[ACTIVITY LIST]
1. How many parameters does the search tool have, according to the tool description review?
2. Continue the tool description review from its last sentence.

[EXTRACTED TEXT]
════════════════════

Does the description disclose side effects, auth requirements, rate limits, or destructive behavior?

With no annotations provided, the description carries the full burden of behavioral disclosure but only states the basic action ('Search for videos'). It doesn't mention whether this is a read-only operation, potential rate limits, authentication needs, or what the output format looks like (e.g., list of video metadata). For a search tool with 8 parameters, this is a significant gap in transparency.

Agents need to know what a tool does to the world before calling it. Descriptions should go beyond structured annotations to explain consequences.

Conciseness5/5

Is the description appropriately sized, front-loaded, and free of redundancy?

The description is a single, efficient sentence with zero waste: 'Search for videos using DuckDuckGo'. It's front-loaded with the core purpose and appropriately sized for the tool's complexity.

Shorter descriptions cost fewer tokens and are easier for agents to parse. Every sentence should earn its place.

Completeness2/5

Given the tool's complexity, does the description cover enough for an agent to succeed on first attempt?

Given the tool's moderate complexity (8 parameters, no output schema, no annotations), the description is incomplete. It lacks behavioral context (e.g., read-only nature, result format), usage guidance relative to siblings, and any mention of output structure, making it inadequate for full agent understanding.

Complex tools with many parameters or behaviors need more documentation. Simple tools need less. This dimension scales expectations accordingly.

Parameters3/5

Does the description clarify parameter syntax, constraints, interactions, or defaults beyond what the schema provides?

The schema description coverage is 100%, with all parameters well-documented in the input schema (e.g., 'keywords' as search query, 'region' with examples, enums for filters). The description adds no additional parameter information beyond what's already in the schema, so it meets the baseline score of 3 for high schema coverage.

════════════════════

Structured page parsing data
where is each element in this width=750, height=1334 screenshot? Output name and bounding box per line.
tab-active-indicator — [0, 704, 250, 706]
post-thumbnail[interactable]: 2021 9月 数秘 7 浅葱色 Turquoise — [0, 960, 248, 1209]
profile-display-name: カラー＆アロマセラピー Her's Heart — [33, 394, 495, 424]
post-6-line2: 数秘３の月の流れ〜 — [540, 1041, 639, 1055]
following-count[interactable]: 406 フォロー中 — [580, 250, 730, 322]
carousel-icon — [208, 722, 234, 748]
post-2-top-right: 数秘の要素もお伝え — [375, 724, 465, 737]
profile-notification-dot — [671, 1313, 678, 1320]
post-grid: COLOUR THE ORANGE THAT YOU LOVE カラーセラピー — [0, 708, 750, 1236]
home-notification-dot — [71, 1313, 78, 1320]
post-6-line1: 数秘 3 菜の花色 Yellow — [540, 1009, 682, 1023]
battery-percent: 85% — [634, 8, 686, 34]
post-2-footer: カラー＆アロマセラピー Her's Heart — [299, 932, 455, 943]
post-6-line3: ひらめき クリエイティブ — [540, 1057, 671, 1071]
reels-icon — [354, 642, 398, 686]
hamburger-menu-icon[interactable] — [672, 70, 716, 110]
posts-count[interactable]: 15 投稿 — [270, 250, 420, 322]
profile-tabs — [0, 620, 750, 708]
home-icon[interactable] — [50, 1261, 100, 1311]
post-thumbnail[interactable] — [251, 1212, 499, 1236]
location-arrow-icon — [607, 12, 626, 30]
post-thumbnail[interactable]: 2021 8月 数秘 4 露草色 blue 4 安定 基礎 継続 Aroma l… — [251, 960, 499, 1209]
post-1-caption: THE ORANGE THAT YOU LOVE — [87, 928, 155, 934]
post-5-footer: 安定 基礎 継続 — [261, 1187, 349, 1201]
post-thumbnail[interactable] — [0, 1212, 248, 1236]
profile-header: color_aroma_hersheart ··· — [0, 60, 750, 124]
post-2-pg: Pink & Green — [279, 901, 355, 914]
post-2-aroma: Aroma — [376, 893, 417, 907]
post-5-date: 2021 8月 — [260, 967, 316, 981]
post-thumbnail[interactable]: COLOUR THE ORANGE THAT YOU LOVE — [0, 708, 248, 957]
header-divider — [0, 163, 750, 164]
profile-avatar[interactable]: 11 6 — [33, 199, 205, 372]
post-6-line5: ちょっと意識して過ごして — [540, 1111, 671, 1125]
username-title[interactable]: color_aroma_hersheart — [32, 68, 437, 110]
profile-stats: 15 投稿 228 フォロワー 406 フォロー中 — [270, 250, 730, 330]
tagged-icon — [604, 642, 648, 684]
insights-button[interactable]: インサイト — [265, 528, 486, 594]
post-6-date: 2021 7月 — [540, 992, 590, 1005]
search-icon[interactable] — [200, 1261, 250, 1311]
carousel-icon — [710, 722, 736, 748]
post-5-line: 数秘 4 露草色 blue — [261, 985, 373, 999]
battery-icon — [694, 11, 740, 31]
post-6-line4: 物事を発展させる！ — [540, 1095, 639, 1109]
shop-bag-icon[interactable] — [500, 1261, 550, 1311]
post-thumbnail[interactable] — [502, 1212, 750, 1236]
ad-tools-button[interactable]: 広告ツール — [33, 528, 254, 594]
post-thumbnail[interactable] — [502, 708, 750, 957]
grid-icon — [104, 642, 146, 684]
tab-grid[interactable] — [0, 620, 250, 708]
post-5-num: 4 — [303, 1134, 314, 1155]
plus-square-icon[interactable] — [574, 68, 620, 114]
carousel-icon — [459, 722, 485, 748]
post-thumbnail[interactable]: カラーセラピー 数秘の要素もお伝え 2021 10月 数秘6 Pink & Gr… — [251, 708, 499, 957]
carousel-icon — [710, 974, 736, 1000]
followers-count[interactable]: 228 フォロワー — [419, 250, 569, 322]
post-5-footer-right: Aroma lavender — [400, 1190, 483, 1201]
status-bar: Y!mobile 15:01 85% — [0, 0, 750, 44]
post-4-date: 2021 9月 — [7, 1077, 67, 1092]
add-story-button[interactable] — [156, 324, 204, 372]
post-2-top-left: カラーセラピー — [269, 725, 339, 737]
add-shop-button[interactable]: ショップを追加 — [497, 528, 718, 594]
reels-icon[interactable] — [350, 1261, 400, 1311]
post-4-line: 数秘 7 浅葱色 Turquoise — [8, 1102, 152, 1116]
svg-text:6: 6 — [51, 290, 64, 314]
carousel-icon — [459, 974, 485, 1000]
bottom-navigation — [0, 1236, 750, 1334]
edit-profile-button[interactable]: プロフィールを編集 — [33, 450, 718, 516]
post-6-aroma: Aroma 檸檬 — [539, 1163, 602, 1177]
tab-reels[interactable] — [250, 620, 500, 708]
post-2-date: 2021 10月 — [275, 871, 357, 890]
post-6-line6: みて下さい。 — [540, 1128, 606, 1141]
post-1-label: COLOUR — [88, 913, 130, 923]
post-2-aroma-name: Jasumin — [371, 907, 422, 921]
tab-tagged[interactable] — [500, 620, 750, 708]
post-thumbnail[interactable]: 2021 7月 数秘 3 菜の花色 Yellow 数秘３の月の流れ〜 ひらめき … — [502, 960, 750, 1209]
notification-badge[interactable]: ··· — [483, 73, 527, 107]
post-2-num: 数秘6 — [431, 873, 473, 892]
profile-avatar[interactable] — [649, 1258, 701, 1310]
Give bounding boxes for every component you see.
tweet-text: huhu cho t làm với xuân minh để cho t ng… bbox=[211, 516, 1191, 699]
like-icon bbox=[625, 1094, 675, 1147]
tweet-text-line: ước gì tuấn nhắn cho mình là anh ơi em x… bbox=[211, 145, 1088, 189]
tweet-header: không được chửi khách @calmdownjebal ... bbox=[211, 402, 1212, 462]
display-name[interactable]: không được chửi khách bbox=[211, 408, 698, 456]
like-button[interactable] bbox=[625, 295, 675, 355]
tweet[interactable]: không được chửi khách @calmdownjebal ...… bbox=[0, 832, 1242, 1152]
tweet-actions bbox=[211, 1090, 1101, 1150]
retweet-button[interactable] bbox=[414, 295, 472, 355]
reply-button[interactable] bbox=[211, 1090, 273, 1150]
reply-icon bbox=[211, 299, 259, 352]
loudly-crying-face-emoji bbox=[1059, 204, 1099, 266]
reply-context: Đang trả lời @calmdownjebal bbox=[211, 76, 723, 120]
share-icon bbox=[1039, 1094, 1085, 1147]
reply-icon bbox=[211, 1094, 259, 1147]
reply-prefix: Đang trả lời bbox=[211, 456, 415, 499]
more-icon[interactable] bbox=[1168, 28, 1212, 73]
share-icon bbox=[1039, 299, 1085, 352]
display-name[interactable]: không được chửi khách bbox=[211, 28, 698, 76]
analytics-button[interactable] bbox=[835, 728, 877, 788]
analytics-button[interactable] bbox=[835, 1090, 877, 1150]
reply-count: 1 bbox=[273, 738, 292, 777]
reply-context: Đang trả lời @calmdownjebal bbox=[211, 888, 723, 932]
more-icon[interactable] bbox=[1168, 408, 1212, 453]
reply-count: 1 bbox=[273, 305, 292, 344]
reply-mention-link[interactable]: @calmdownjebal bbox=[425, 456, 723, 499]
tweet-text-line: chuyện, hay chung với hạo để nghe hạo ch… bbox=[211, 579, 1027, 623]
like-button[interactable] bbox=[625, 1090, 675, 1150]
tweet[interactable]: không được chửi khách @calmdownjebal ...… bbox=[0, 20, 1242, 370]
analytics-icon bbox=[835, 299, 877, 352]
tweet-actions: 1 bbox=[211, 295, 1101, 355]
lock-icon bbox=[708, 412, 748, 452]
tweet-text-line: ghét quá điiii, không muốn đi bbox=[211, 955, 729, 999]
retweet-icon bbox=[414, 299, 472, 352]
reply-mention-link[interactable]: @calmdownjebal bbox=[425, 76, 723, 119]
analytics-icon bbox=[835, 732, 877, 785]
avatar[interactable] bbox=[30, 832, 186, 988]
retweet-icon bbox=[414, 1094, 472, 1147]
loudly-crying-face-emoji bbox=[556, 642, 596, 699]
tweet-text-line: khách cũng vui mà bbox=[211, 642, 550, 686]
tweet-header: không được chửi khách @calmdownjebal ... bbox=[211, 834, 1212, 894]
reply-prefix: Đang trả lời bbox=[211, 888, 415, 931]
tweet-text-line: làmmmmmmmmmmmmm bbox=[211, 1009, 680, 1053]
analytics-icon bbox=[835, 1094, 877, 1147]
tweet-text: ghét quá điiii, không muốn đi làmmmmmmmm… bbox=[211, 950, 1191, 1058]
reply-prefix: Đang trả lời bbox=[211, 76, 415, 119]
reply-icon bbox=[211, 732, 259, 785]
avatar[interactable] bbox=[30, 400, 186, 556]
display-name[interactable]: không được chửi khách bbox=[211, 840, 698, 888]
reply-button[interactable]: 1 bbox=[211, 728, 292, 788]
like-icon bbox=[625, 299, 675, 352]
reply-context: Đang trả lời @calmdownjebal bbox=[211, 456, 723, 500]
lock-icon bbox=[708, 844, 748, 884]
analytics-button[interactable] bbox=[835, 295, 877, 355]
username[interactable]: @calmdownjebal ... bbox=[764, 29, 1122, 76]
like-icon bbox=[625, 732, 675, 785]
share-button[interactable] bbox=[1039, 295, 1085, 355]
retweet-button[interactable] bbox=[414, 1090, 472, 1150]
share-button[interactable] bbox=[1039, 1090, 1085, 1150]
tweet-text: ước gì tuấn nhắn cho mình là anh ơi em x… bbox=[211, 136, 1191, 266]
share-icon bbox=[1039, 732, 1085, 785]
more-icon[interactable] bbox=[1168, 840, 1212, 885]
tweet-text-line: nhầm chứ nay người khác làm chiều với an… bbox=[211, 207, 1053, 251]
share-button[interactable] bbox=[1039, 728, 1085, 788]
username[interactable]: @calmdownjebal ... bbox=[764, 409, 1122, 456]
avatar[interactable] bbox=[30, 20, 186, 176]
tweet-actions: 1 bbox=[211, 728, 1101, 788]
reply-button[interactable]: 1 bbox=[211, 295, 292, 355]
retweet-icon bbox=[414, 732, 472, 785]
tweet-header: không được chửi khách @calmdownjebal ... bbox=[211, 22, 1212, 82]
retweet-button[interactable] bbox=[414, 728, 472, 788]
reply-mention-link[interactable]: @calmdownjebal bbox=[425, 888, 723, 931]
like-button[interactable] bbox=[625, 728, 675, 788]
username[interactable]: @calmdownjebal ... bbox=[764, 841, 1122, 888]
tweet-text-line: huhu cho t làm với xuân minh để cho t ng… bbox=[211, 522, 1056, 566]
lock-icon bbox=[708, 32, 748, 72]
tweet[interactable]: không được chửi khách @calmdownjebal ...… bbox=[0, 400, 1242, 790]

════════════════════

[RESPONSES]
1. 8

2.
Input schemas describe structure but not intent. Descriptions should explain non-obvious parameter relationships and valid value ranges.

Purpose4/5

Does the description clearly state what the tool does and how it differs from similar tools?

The description clearly states the tool's purpose as 'Search for videos using DuckDuckGo', which includes a specific verb ('Search') and resource ('videos') with the search engine specified. However, it doesn't explicitly differentiate from sibling tools like ddg-image-search or ddg-text-search beyond the 'videos' keyword, which is why it doesn't reach a perfect score.

Agents choose between tools based on descriptions. A clear purpose with a specific verb and resource helps agents select the right tool.

Usage Guidelines2/5

Does the description explain when to use this tool, when not to, or what alternatives exist?

The description provides no guidance on when to use this tool versus alternatives like ddg-image-search or ddg-text-search. There's no mention of specific use cases, prerequisites, or exclusions, leaving the agent with minimal context for tool selection.

Agents often have multiple tools that could apply. Explicit usage guidance like "use X instead of Y when Z" prevents misuse.